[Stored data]
-----
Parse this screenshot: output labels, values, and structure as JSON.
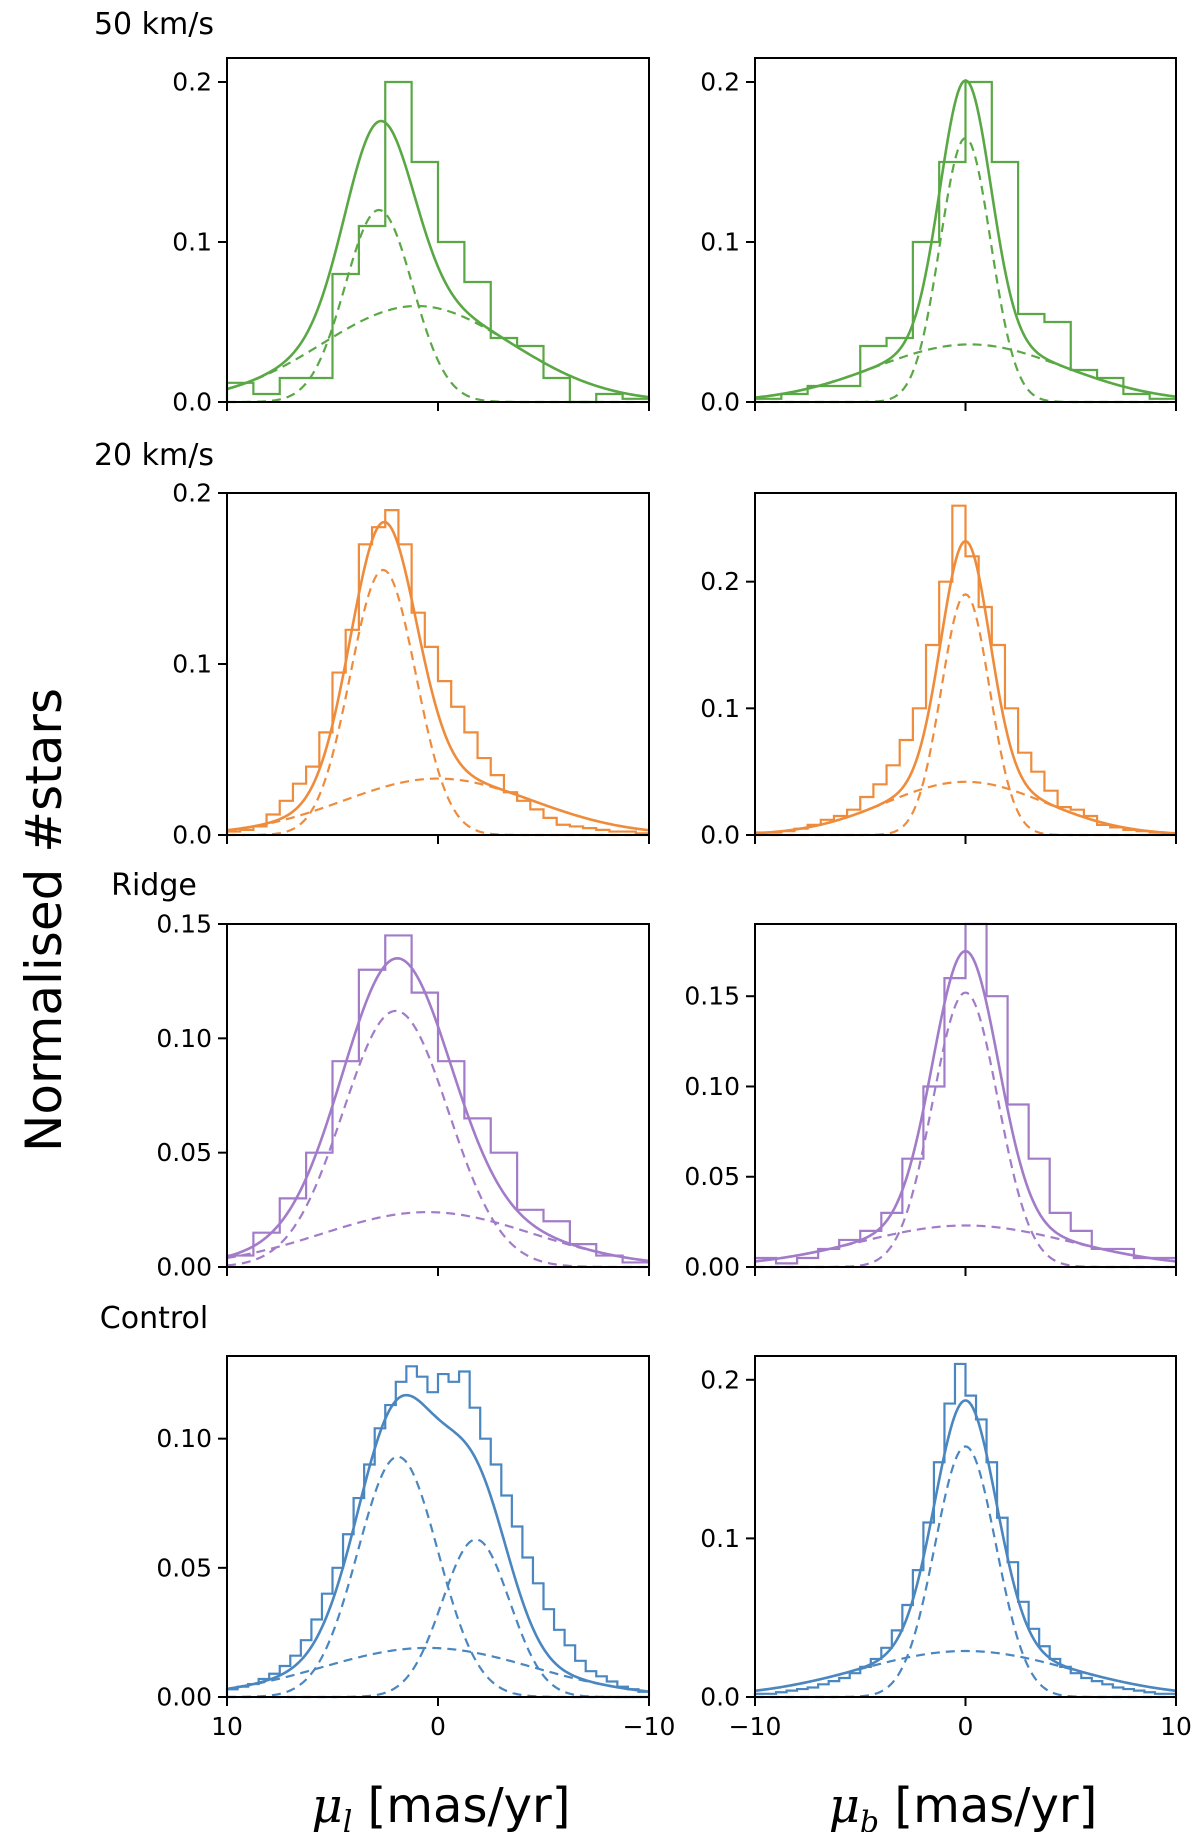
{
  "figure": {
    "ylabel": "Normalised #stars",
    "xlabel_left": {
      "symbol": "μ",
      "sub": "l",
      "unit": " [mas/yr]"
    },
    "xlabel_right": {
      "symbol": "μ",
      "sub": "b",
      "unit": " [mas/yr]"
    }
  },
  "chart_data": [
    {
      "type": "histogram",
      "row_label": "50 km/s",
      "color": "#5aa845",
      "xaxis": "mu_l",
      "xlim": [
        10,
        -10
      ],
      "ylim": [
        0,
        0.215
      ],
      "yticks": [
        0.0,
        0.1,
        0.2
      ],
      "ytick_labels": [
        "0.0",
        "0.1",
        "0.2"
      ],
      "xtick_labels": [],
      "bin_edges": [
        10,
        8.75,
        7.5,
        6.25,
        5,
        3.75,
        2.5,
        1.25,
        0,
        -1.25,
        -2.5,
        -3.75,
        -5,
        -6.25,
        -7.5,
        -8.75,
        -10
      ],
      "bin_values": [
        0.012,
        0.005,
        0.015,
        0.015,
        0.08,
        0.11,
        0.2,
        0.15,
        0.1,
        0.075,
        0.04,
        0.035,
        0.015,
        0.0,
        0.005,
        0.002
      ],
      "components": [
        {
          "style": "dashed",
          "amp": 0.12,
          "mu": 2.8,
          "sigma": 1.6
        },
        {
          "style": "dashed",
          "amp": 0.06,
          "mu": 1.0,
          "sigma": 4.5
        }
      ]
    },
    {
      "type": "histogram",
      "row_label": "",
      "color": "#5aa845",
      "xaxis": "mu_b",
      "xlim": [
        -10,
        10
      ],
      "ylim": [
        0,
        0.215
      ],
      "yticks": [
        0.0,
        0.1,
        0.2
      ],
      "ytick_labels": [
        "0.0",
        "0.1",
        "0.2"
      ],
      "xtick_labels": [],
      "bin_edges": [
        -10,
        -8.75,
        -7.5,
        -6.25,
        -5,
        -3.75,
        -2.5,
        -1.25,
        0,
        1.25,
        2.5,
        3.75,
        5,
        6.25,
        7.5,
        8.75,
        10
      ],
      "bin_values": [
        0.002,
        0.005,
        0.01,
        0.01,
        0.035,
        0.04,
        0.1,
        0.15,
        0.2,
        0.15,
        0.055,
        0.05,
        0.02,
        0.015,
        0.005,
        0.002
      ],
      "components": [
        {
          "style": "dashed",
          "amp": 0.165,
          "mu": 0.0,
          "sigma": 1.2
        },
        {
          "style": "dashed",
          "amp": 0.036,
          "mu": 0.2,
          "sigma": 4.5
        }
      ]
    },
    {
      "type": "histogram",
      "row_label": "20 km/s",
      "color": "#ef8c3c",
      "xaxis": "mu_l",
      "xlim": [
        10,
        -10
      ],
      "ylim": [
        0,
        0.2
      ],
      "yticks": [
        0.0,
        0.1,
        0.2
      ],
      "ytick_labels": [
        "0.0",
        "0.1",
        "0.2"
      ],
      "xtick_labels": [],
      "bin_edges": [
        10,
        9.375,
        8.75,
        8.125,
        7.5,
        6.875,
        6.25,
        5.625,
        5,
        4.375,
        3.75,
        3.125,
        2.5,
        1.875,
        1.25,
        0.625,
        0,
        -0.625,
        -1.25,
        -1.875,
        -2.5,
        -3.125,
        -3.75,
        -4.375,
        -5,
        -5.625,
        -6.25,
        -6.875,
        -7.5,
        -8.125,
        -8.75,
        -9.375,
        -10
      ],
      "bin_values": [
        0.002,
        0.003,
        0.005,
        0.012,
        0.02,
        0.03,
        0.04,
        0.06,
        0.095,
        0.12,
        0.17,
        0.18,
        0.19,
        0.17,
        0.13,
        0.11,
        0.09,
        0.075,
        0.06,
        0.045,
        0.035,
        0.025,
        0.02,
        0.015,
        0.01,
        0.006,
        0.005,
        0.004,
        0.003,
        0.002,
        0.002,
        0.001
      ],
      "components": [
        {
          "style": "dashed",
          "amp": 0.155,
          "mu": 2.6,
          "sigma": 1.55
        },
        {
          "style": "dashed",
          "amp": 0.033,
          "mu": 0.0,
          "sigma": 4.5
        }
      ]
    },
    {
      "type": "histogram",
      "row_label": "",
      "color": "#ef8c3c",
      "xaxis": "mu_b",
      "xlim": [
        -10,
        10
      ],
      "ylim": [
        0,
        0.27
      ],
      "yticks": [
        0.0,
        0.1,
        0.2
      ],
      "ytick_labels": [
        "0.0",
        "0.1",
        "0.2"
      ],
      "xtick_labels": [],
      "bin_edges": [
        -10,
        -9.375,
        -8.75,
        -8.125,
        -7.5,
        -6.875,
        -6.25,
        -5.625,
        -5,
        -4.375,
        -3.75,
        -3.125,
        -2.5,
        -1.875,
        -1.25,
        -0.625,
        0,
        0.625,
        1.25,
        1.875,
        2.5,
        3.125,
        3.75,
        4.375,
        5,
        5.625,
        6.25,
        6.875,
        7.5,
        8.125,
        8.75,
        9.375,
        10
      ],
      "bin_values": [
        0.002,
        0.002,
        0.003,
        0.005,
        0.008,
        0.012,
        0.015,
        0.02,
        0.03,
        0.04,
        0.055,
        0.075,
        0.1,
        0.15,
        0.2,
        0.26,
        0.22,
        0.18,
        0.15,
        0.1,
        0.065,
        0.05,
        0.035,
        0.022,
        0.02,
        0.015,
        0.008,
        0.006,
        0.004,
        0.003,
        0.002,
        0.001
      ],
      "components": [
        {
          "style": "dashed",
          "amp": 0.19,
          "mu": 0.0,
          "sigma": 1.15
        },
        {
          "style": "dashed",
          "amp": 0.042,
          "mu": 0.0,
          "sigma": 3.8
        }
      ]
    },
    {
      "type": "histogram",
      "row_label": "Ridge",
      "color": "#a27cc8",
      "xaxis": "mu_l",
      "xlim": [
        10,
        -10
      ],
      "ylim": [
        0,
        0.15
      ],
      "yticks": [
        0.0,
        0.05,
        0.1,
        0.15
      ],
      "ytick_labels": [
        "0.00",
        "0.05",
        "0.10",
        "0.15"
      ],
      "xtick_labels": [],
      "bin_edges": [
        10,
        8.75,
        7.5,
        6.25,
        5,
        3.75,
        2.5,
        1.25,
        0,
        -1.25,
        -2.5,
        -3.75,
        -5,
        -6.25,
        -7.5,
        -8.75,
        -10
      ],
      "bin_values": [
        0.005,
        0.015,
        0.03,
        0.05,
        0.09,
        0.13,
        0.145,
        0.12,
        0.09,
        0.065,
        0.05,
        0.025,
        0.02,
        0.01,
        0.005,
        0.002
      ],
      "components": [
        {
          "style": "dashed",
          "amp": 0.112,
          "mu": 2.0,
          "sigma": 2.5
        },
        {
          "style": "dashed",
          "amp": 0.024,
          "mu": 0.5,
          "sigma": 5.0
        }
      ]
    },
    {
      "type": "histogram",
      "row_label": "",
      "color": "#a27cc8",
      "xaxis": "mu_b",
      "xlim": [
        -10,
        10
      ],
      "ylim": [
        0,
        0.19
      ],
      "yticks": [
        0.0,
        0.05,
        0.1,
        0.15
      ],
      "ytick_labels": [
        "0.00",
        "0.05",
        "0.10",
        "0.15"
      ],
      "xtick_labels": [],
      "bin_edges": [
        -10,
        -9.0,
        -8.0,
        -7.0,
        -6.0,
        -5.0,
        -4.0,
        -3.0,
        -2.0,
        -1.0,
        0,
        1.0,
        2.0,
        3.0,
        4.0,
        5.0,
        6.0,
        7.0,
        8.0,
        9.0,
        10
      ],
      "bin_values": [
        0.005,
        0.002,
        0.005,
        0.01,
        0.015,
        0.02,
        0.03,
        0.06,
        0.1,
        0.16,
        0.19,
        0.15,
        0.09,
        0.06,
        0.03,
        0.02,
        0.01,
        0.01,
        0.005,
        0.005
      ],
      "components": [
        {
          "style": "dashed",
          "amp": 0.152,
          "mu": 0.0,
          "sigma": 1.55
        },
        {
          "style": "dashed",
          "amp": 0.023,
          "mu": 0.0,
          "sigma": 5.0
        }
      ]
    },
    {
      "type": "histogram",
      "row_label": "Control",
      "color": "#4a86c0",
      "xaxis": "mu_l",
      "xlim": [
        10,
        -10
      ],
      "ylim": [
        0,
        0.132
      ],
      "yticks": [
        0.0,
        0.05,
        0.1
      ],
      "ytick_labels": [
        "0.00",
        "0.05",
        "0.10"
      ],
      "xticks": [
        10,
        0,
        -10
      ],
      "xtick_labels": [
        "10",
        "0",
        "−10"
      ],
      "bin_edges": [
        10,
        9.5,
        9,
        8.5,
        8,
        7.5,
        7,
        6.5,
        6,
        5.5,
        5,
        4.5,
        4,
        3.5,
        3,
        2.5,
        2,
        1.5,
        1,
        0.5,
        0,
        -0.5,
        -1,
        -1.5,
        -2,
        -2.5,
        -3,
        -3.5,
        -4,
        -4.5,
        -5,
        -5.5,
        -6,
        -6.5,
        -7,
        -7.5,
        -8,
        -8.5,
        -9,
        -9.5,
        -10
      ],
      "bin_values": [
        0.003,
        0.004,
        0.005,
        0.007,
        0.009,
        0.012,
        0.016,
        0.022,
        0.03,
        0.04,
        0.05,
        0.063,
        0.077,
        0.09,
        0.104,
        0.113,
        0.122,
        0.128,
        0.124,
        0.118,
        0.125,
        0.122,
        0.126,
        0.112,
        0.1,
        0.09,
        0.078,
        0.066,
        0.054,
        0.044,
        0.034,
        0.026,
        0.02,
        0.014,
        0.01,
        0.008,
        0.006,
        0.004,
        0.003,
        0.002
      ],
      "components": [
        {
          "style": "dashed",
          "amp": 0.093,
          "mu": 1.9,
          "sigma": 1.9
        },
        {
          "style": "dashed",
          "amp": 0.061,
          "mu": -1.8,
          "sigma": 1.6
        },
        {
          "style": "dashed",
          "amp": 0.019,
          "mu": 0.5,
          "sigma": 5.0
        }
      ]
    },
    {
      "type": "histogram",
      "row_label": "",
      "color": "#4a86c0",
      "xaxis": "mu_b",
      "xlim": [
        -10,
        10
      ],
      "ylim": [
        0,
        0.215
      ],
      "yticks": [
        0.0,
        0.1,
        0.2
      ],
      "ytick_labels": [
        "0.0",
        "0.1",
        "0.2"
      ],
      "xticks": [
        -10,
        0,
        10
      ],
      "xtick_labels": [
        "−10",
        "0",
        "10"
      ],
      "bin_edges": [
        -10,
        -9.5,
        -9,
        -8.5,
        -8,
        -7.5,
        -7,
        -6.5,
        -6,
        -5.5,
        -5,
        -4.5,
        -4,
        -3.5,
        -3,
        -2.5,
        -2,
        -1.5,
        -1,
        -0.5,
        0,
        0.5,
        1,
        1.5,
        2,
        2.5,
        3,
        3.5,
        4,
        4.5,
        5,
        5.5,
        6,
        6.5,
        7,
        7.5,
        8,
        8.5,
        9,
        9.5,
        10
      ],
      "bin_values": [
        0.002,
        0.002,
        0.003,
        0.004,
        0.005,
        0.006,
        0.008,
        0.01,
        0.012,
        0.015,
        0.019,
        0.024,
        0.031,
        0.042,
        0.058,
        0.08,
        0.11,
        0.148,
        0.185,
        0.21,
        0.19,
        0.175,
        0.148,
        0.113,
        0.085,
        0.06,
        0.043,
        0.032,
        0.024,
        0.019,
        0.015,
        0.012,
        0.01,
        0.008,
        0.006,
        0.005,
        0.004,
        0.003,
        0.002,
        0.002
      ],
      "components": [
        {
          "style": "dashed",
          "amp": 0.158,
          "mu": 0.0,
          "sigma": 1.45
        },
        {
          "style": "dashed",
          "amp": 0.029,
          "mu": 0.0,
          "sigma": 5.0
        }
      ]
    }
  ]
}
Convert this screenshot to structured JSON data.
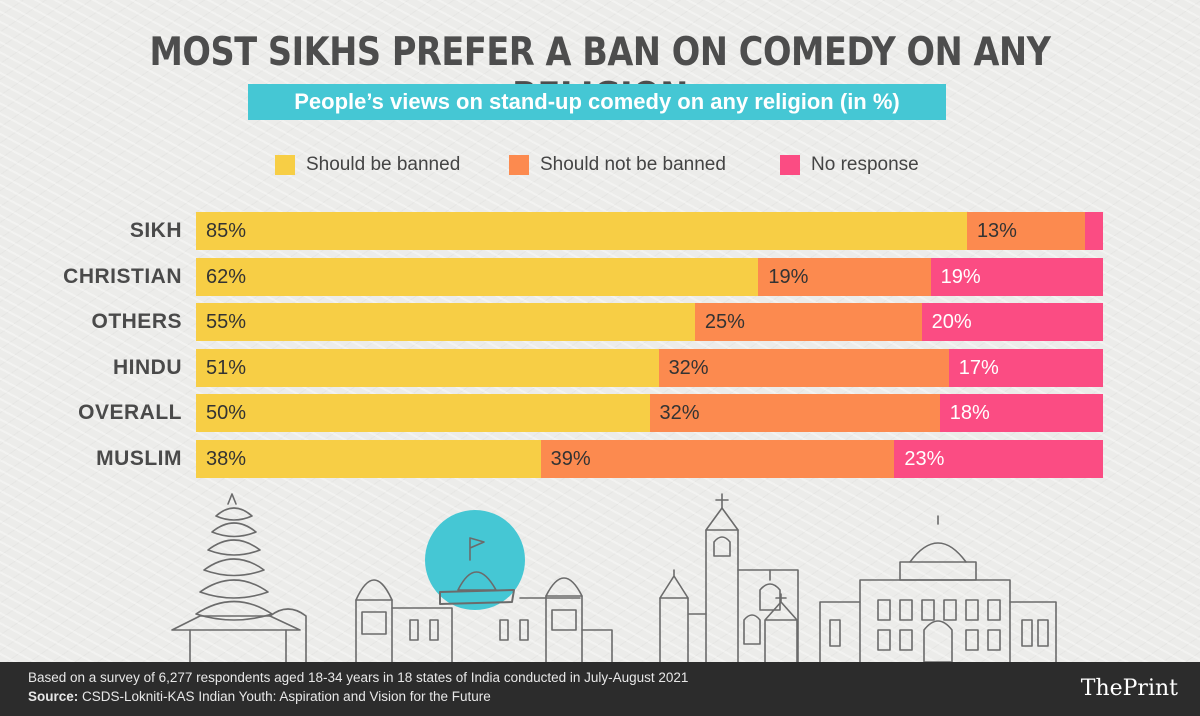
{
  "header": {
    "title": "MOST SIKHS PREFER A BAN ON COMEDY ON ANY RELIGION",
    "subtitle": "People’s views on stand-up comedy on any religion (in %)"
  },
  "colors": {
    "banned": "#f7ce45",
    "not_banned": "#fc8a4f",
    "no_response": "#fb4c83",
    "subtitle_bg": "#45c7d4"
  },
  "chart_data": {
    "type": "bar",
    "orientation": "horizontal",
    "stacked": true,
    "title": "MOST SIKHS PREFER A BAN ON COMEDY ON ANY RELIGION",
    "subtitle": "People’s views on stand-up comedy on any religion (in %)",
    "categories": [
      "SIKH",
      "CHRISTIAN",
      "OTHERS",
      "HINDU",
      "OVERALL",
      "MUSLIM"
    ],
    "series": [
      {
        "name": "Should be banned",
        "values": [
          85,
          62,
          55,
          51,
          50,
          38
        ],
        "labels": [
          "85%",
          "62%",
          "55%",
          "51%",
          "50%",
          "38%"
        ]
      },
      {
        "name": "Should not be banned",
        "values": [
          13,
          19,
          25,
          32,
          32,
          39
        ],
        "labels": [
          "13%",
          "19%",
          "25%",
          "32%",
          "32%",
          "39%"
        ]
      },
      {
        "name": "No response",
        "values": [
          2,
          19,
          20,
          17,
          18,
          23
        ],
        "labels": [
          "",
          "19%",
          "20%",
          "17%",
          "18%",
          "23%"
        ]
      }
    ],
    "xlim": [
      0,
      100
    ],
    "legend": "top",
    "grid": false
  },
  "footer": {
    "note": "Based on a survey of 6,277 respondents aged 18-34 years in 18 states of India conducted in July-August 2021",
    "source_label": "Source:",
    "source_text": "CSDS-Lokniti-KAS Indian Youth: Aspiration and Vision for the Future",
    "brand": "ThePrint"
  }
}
-----
STATED EXERCISE – Return each line where "this" shows up.

RESULT –
Parse this screenshot: output labels, values, and structure as JSON.
Convert this screenshot to structured JSON data.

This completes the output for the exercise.